Reading text ->
Continuous variables were expressed as mean ± standard error and examined by one-way analysis of variance (ANOVA); categorical variables were reported as number (weighted percentages) and compared using chi-square tests.

Table 2. Baseline characteristics of adolescent participants with and without current asthma.

Variables Total (n = 15796) No asthma (n = 14077) Asthma (n = 1719) P-value
WWI 10.144 ± 0.012 10.133 ± 0.012 10.236 ± 0.031 <0.001
Age 15.381 ± 0.028 15.396 ± 0.030 15.264 ± 0.085 0.14
PIR 2.561 ± 0.036 2.575 ± 0.037 2.443 ± 0.072 0.063
Dietary energy intake 2205.403 ± 11.304 2206.535 ± 11.653 2196.404 ± 35.105 0.78
Dietary protein intake 78.626 ± 0.545 78.558 ± 0.536 79.168 ± 1.870 0.746
Dietary fiber intake 14.245 ± 0.118 14.263 ± 0.128 14.097 ± 0.273 0.578
Dietary fat intake 83.529 ± 0.539 83.591 ± 0.566 83.036 ± 1.654 0.75
Dietary calcium intake 1020.746 ± 9.395 1020.680 ± 9.887 1021.274 ± 23.407 0.981
Dietary iron intake 15.385 ± 0.118 15.347 ± 0.123 15.694 ± 0.327 0.306
Dietary zinc intake 11.465 ± 0.090 11.465 ± 0.093 11.462 ± 0.294 0.991
BMI 23.724 ± 0.047 23.555 ± 0.052 24.419 ± 0.112 <0.0001
WBC 7.040 ± 0.017 7.019 ± 0.019 7.126 ± 0.042 0.0154
Eos 2.997 ± 0.022 2.812 ± 0.023 3.766 ± 0.063 <0.0001
FBG 5.253 ± 0.014 5.254 ± 0.016 5.247 ± 0.022 0.818
GGT 14.896 ± 0.080 14.734 ± 0.087 15.562 ± 0.197 <0.0001
TG 1.077 ± 0.007 1.076 ± 0.007 1.082 ± 0.015 0.719
TC 4.129 ± 0.007 4.136 ± 0.008 4.098 ± 0.016 0.0265
HDL 1.320 ± 0.003 1.326 ± 0.003 1.295 ± 0.006 <0.0001
Sex 0.133
 male 8033(51.348) 7152(51.645) 881(48.991)
 female 7763(48.652) 6925(48.355) 838(51.009)
Race <0.0001
 Mexican American 4301(12.725) 3982(13.232) 319(8.692)
 Non-Hispanic Black 4438(13.848) 3810(13.270) 628(18.439)
 Non-Hispanic White 4504(58.879) 3985(58.738) 519(59.997)
 Other Hispanic 1097(6.553) 975(6.646) 122(5.816)
 Other Race 1456(7.996) 1325(8.114) 131(7.056)
Anti-asthma medication < 0.0001
 No 15561(98.762) 13994(99.427) 1567(93.467)
 Yes 235(1.238) 83(0.573) 152(6.533)
Household smokers 0.505
 No 12218(77.392) 10934(77.494) 1284(76.581)
 Yes 3578(22.608) 3143(22.506) 435(23.419)
Family history of asthma <0.0001
 No 10502(67.072) 9652(69.463) 850(48.050)
 Yes 5294(32.928) 4425(30.537) 869(51.950)

Continuous variables were expressed as mean ± standard error and examined by t test; categorical variables were reported as number (weighted percentages) and compared using chi-square tests.

Aim of the task ->
Answer these questions about the adolescent asthma table:
1. How many participants had asthma?
2. What test was used to compare categorical variables?
3. What P-value is given for family history of asthma?

Document layout analysis data ->
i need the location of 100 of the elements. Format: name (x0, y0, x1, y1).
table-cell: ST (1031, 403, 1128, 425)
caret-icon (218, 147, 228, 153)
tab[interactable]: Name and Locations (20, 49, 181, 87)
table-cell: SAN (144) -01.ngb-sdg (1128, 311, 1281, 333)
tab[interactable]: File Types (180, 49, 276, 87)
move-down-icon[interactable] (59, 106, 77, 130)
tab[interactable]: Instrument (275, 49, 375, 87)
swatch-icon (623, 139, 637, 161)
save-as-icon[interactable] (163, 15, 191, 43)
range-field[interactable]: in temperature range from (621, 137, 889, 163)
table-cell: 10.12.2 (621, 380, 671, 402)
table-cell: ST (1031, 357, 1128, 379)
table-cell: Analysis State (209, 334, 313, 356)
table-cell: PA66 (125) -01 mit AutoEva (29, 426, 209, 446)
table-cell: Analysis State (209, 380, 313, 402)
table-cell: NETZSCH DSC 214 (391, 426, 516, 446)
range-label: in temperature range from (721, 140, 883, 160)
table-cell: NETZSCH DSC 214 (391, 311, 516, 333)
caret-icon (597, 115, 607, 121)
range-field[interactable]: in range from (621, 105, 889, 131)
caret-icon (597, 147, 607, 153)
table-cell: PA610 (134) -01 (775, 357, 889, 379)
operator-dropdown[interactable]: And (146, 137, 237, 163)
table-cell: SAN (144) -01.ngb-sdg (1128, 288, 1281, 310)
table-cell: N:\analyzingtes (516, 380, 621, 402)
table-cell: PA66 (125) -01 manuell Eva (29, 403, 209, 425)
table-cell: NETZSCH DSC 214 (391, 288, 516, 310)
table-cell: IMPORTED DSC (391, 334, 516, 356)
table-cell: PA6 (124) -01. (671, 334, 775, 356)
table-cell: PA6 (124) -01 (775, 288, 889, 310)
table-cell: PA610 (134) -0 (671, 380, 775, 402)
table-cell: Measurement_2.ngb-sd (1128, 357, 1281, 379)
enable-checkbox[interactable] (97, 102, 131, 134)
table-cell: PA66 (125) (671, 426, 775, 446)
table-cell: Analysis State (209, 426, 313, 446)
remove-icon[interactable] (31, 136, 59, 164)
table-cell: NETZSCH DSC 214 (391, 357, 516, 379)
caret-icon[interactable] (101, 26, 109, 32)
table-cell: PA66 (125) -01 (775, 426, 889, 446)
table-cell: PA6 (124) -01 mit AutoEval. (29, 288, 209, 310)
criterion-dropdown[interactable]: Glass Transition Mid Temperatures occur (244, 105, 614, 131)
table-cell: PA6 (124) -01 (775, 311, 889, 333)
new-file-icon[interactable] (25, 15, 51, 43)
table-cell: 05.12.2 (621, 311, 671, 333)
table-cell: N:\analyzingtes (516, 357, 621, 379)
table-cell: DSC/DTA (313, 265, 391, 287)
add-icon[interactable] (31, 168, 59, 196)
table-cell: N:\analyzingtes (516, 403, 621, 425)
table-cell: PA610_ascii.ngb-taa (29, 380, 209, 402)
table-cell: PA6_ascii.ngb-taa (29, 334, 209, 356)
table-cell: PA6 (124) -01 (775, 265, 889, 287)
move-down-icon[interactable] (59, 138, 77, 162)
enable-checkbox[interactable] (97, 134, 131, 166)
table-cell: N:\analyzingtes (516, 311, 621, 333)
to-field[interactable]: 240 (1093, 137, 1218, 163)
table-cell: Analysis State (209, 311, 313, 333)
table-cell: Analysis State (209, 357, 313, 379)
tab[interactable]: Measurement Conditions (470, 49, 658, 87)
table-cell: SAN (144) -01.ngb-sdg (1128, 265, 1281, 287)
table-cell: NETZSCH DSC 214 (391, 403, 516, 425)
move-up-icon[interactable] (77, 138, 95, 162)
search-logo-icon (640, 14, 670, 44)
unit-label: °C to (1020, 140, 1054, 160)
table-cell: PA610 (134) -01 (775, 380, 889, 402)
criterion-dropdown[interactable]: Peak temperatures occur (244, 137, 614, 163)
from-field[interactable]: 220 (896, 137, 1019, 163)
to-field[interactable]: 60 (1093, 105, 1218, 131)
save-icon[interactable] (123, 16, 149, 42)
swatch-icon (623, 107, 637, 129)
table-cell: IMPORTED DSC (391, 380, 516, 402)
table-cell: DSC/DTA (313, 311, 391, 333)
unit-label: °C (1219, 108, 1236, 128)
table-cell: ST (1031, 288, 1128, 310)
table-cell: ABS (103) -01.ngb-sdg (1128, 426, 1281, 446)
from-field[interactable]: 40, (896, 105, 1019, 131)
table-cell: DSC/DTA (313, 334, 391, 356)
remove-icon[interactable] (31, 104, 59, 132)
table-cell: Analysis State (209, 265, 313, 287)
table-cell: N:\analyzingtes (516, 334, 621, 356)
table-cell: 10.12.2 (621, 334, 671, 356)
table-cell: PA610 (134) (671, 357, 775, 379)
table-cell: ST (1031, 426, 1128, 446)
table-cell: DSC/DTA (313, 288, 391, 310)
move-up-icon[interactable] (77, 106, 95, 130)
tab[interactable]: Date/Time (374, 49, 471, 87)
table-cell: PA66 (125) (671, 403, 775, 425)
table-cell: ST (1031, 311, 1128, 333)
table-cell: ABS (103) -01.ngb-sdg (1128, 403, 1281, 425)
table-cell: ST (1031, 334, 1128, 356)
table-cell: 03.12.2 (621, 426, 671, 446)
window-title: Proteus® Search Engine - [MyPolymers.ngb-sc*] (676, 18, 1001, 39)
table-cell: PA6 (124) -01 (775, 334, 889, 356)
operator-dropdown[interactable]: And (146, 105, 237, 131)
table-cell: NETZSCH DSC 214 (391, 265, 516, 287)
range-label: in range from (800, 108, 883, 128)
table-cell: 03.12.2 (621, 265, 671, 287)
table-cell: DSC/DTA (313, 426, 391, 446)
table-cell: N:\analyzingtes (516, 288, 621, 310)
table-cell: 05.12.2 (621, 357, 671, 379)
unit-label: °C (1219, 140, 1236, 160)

Solution ->
1. 1719
2. Chi-square tests
3. <0.0001